>> Begin PAGE EXTRACT

- Founded: April 14, 1900; 125 years ago Bridgewater State Normal School
- Type: Social
- Affiliation: NIC
- Status: Active
- Scope: National
- Motto: "May The Spirit Never Die"
- Colors: Black and Gold
- Flower: Yellow Rose
- Mascot: Ernie T. Krow
- Publication: KappaTalk
- Philanthropy: Home for Our Troops (HFOT)
- Chapters: 34, 9 active
- Members: 9,000 active
- Headquarters: P.O. Box 865 Bridgewater, Massachusetts 02324 United States
- Website: www.kappadeltaphi.org

= Kappa Delta Phi (fraternity) =

North American collegiate fraternity

Kappa Delta Phi (ΚΔΦ), also known as KDPhi, is a social fraternity that was founded on April 14, 1900, at the Bridgewater State Normal School, now known as Bridgewater State University. The fraternity currently boasts 9 active chapters. A sorority, Kappa Delta Phi National Affiliated Sorority or NAS, was formed in 1971, and remains closely affiliated with the fraternity.

==Mission statement==
The purpose of this fraternity shall be to bring together males of good character who are studying in institutions of higher education and who manifest a keen interest in higher education; to promote the highest ideals and educational practices; to promote a spirit of good citizenship and to seek change in our institution only through duly constituted authority; to actively support the fight against discrimination on the basis of race, color, or creed; and to strengthen and preserve the bonds of brotherhood which link men together working toward a common cause.

>> End PAGE EXTRACT

→ **WRITTEN TASKS**
(1) Put the listing into a Markdown table with the columns Row and Listing line, skipping blank lines. Include only the part of the listing that runs from its first line through the line containing "- label R2: [214, 71, 223, 82]".
(2) Write what comes next in the page about the Kappa Delta Phi fraternity, picking up after its last sentence.

>> Begin RECORDS FOR PROCESSING

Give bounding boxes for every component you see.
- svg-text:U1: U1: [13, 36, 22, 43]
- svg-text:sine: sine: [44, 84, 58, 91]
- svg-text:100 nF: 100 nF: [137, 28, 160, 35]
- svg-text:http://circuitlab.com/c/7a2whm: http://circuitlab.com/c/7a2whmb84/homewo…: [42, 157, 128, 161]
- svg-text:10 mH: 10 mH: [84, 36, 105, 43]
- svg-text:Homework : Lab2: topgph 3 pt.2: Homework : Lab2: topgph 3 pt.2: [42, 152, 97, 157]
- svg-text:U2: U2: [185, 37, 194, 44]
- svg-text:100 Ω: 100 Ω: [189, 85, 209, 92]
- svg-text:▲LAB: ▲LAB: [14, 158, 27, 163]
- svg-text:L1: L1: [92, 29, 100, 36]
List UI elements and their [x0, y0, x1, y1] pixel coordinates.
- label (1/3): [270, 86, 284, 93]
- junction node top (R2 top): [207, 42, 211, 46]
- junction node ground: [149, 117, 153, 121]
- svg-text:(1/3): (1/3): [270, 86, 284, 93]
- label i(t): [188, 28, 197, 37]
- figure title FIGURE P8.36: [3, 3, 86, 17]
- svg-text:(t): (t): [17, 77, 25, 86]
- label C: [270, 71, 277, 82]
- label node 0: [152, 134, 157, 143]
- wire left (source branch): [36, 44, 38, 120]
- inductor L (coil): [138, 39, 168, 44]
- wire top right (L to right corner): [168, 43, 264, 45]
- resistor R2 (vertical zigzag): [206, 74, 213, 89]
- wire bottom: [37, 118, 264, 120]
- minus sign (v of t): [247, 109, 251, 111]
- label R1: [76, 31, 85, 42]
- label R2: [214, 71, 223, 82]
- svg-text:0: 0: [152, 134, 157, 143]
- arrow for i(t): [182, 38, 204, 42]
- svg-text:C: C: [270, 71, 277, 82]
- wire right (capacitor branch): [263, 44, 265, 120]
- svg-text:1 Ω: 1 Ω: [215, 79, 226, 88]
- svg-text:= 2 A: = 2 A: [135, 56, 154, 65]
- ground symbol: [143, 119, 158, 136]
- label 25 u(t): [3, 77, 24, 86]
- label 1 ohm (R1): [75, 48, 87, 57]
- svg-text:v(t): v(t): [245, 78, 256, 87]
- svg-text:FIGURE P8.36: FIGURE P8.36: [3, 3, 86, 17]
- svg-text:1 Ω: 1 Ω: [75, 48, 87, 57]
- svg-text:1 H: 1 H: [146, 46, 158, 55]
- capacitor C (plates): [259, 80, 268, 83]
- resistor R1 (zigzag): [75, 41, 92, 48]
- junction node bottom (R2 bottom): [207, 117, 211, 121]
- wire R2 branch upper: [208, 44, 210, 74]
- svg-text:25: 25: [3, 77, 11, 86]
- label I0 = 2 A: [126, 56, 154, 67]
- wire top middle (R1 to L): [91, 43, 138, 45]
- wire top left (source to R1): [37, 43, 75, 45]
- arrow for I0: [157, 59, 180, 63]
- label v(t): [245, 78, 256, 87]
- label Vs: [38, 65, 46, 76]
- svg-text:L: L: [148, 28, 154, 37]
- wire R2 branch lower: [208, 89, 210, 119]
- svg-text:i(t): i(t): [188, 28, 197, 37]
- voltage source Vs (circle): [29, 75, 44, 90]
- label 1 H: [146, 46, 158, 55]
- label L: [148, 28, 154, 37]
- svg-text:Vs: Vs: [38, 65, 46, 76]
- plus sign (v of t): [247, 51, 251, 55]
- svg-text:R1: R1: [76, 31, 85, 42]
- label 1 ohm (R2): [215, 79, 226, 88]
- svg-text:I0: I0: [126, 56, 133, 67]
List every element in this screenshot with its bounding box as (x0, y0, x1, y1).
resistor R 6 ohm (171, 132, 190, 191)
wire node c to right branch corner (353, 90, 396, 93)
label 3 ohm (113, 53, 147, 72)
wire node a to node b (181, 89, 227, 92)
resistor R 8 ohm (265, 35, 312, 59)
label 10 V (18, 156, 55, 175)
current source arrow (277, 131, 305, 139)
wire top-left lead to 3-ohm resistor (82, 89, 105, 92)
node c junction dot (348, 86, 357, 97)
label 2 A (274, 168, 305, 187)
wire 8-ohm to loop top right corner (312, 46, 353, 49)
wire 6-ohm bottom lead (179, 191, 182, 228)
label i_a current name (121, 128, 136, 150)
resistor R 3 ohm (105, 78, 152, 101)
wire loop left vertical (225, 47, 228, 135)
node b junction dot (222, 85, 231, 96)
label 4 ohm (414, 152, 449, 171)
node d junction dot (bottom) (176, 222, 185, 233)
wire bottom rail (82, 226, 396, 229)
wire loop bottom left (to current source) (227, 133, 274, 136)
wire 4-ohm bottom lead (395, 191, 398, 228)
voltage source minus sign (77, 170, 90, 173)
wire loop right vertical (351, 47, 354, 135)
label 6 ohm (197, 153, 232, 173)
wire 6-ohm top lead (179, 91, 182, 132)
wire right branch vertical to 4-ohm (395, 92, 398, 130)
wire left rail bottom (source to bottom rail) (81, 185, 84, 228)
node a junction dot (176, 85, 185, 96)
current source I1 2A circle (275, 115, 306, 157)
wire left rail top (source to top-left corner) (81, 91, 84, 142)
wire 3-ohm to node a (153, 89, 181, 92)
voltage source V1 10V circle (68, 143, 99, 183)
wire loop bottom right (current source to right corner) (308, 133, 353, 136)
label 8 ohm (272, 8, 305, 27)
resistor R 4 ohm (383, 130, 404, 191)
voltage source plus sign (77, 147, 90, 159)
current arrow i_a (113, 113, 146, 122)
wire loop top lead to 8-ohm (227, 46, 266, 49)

>> End RECORDS FOR PROCESSING

→ **EXPECTED RESULTS**
(1)
| Row | Listing line |
|---|---|
| 1 | Give bounding boxes for every component you see. |
| 2 | - svg-text:U1: U1: [13, 36, 22, 43] |
| 3 | - svg-text:sine: sine: [44, 84, 58, 91] |
| 4 | - svg-text:100 nF: 100 nF: [137, 28, 160, 35] |
| 5 | - svg-text:http://circuitlab.com/c/7a2whm: http://circuitlab.com/c/7a2whmb84/homewo…: [42, 157, 128, 161] |
| 6 | - svg-text:10 mH: 10 mH: [84, 36, 105, 43] |
| 7 | - svg-text:Homework : Lab2: topgph 3 pt.2: Homework : Lab2: topgph 3 pt.2: [42, 152, 97, 157] |
| 8 | - svg-text:U2: U2: [185, 37, 194, 44] |
| 9 | - svg-text:100 Ω: 100 Ω: [189, 85, 209, 92] |
| 10 | - svg-text:▲LAB: ▲LAB: [14, 158, 27, 163] |
| 11 | - svg-text:L1: L1: [92, 29, 100, 36] |
| 12 | List UI elements and their [x0, y0, x1, y1] pixel coordinates. |
| 13 | - label (1/3): [270, 86, 284, 93] |
| 14 | - junction node top (R2 top): [207, 42, 211, 46] |
| 15 | - junction node ground: [149, 117, 153, 121] |
| 16 | - svg-text:(1/3): (1/3): [270, 86, 284, 93] |
| 17 | - label i(t): [188, 28, 197, 37] |
| 18 | - figure title FIGURE P8.36: [3, 3, 86, 17] |
| 19 | - svg-text:(t): (t): [17, 77, 25, 86] |
| 20 | - label C: [270, 71, 277, 82] |
| 21 | - label node 0: [152, 134, 157, 143] |
| 22 | - wire left (source branch): [36, 44, 38, 120] |
| 23 | - inductor L (coil): [138, 39, 168, 44] |
| 24 | - wire top right (L to right corner): [168, 43, 264, 45] |
| 25 | - resistor R2 (vertical zigzag): [206, 74, 213, 89] |
| 26 | - wire bottom: [37, 118, 264, 120] |
| 27 | - minus sign (v of t): [247, 109, 251, 111] |
| 28 | - label R1: [76, 31, 85, 42] |
| 29 | - label R2: [214, 71, 223, 82] |

(2)
==Founding fathers==

- Cyrus M. Benson
Cyrus M. Benson was born in Bridgewater, Massachusetts, on May 21, 1878. In his career at Bridgewater, he was running back and captain of the football team. He was also secretary and treasurer of section C, of his graduating class and a member of the glee club as well as one time Vice-President of Kappa Delta Phi. He graduated from Bridgewater in 1900. One of his jobs was manager of Norfolk hosiery and underwear Mills Company, in New York. Cyrus M Benson died in Boston MA in July 1949.
- Louis D. Cook
Louis DeLaitre Cook was born in Ellsworth, Maine, on June 22, 1879. While attending Bridgewater, he was a substitute for the football team. After graduating from Bridgewater in 1901, he became principal of a grammar school in New Bedford, Massachusetts.
- Edward L. Curran
Edward Lawrence Curran was born on February 14, 1879, in East Bridgewater, Massachusetts. While attending Bridgewater, he was the manager of the baseball team and left tackle on the football team. He was also the Vice-President of Bridgewater’s athletic association and class historian of section C for his graduating class. Also as a member of Kappa Delta Phi, he served as Vice-President. After graduating from Bridgewater in 1901, he went on to earn his Ph.D. Soon after this he became superintendent of Boston Newboy's Club. Also during his post graduate career, he taught at the School of Sciences at Fordham University as well as being the sales manager at American Oil Company in Boston. Later on in his career he moved to New York City where he became a registrar at the Woolworth Building. After living in New York for his last few years of work, he moved back to Boston where he retired. Edward Curran died on January 5, 1957. He was buried in the St. Thomas Aquinas Cemetery in Bridgewater.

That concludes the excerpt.